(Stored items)
-- START --
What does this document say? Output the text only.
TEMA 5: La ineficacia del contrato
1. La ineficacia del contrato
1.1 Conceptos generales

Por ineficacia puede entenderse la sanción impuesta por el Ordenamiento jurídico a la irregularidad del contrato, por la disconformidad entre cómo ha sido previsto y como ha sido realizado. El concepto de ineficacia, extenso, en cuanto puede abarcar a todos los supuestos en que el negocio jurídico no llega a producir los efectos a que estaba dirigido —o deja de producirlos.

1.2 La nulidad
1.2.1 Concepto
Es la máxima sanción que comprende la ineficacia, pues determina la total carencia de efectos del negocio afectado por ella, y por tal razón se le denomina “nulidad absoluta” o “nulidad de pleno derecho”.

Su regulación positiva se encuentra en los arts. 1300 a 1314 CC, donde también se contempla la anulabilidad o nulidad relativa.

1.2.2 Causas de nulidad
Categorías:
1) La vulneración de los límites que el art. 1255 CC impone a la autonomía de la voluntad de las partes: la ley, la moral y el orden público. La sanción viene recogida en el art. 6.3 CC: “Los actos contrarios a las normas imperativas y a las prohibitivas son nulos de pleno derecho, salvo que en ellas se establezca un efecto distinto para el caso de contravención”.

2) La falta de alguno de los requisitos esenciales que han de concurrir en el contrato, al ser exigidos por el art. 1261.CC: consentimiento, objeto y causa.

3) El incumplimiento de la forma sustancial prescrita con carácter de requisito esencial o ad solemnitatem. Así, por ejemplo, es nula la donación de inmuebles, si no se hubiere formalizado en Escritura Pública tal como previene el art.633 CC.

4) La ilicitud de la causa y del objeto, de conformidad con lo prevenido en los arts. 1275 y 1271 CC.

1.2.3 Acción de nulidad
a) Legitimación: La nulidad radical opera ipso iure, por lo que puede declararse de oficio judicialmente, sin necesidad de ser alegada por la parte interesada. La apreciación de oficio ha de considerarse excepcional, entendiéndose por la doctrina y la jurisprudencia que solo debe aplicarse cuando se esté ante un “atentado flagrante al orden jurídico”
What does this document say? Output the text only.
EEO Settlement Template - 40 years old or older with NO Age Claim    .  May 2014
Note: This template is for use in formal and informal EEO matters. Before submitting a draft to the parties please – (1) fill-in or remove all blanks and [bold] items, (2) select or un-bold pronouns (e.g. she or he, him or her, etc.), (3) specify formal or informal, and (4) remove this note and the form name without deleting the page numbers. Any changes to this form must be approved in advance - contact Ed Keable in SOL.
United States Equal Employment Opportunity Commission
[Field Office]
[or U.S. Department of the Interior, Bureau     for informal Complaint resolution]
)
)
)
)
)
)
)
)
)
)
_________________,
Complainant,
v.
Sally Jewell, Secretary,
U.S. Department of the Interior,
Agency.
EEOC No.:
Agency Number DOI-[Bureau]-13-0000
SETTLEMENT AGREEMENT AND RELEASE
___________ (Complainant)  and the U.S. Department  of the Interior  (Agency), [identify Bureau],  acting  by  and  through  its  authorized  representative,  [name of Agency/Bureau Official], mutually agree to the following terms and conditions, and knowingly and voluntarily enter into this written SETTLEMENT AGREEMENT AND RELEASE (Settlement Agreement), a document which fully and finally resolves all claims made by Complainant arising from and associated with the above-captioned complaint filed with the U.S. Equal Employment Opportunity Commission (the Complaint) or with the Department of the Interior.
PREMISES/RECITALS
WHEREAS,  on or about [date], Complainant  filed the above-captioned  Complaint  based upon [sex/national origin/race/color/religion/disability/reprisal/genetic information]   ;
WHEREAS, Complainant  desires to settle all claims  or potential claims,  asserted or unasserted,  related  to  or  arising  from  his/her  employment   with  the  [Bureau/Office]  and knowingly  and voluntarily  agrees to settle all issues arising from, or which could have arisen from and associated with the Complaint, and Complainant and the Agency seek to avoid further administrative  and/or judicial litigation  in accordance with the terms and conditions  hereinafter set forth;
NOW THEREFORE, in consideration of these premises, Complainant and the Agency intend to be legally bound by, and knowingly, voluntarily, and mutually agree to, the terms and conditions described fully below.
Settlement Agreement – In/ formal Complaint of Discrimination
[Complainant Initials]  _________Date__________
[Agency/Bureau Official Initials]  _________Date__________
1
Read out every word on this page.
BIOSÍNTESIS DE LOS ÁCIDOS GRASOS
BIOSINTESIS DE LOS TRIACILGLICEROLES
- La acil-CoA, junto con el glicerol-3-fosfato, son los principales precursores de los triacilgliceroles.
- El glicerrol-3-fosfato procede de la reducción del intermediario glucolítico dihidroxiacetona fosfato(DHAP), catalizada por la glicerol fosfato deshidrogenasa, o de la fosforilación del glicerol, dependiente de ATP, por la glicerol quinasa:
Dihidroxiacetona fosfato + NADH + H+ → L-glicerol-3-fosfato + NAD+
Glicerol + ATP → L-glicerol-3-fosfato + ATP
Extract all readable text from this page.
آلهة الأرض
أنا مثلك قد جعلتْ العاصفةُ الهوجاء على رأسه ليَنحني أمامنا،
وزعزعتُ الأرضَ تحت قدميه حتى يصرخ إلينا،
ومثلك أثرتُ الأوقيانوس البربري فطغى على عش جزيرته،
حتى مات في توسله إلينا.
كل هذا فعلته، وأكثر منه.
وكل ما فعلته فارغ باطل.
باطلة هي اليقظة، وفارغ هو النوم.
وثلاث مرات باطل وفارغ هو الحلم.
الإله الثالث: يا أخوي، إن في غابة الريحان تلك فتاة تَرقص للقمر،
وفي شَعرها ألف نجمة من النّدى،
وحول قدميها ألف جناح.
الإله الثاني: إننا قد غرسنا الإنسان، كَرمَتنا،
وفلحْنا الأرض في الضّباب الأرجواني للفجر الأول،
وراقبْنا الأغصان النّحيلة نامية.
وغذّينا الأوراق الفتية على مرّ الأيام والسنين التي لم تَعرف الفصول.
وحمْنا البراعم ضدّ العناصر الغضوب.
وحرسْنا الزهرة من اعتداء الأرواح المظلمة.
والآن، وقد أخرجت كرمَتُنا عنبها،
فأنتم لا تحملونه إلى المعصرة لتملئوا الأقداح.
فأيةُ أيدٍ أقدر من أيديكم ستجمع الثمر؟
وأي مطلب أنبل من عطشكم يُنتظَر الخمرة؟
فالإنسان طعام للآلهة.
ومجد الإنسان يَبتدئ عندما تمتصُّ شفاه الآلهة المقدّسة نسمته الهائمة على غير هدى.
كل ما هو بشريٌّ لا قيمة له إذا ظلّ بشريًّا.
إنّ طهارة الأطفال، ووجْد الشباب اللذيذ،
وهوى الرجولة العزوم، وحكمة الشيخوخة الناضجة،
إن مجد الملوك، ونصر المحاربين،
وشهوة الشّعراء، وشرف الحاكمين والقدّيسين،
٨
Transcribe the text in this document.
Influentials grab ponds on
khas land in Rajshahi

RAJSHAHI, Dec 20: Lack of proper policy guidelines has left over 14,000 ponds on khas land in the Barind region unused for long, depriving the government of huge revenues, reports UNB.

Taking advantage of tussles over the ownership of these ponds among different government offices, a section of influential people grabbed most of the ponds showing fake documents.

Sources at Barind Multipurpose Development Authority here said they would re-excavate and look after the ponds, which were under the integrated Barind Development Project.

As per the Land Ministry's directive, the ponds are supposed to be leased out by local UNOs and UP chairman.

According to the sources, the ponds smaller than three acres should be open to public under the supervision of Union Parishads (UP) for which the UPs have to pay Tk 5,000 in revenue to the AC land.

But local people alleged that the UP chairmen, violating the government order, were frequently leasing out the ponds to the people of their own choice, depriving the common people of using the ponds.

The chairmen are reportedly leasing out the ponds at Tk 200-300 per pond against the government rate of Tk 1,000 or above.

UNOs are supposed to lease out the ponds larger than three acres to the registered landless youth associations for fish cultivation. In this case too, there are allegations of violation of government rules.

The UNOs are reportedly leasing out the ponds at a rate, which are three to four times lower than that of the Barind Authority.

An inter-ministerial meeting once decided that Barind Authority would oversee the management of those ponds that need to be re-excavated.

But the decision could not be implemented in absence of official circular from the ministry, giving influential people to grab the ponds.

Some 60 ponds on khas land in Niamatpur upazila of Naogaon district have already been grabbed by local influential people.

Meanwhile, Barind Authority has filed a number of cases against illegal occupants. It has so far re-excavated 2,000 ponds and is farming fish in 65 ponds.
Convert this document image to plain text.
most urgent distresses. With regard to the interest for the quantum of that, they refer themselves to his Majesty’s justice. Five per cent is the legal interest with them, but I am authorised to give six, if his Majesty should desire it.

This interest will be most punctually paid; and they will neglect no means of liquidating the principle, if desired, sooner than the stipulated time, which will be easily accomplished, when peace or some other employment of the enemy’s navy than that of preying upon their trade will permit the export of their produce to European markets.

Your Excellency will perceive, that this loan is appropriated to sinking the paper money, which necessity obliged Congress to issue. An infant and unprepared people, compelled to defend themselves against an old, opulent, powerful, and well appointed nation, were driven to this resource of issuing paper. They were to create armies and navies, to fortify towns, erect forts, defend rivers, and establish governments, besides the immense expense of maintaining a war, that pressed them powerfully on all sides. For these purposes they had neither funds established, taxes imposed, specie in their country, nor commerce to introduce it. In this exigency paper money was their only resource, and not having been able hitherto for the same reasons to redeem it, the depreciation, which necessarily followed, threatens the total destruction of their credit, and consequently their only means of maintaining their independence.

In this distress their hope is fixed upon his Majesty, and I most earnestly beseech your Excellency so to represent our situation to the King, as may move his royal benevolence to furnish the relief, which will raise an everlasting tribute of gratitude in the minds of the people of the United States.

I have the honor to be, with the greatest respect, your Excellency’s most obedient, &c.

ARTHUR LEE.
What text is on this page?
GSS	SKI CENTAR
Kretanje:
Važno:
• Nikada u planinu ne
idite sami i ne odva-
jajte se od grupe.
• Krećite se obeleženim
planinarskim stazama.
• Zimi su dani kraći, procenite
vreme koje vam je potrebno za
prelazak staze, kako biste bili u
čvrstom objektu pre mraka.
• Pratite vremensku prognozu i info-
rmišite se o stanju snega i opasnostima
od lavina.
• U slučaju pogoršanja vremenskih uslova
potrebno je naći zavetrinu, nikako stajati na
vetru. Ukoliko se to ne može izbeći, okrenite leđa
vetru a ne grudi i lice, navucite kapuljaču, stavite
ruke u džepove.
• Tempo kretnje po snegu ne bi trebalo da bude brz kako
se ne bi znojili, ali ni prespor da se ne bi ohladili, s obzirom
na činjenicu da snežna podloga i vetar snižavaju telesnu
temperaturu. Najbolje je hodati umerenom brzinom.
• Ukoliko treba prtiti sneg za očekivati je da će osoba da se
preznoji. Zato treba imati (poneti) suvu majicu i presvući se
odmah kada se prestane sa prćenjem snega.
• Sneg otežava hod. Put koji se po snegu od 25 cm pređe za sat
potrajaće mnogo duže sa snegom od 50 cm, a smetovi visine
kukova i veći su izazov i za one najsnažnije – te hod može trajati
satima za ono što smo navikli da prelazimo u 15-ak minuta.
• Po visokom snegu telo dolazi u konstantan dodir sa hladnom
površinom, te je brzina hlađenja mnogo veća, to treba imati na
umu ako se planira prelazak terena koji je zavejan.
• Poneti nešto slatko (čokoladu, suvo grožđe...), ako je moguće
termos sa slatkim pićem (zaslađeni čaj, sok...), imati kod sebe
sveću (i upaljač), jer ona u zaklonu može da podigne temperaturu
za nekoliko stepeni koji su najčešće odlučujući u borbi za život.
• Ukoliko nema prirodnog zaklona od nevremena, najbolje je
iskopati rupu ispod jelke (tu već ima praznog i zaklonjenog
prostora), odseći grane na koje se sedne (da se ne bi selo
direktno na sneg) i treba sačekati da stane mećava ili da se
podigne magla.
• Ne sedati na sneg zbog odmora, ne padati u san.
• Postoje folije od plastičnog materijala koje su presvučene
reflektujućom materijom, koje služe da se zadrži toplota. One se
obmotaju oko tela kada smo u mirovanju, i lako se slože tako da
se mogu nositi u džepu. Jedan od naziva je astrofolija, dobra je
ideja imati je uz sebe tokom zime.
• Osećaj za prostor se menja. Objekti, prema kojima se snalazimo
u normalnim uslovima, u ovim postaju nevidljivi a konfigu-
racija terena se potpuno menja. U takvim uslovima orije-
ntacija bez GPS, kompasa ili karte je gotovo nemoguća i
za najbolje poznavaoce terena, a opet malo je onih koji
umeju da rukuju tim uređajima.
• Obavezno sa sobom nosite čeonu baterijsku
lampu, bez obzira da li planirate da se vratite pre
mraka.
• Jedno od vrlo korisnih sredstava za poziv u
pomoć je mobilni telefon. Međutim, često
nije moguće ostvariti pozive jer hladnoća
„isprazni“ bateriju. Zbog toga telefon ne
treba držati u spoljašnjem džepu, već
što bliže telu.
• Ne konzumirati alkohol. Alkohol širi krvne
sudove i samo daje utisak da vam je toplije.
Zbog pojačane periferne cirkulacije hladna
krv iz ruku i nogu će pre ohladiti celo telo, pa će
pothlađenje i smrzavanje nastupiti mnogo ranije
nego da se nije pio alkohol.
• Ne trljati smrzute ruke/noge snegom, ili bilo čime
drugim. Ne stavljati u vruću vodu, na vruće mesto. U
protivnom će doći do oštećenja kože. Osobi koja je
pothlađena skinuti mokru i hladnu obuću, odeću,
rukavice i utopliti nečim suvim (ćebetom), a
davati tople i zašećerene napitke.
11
-- END --
(WRITTEN REQUEST) Pull out each line of the entries that contains "text".

(EXERCISE RESPONSE)
What does this document say? Output the text only.
What does this document say? Output the text only.
Extract all readable text from this page.
Transcribe the text in this document.
Convert this document image to plain text.
What text is on this page?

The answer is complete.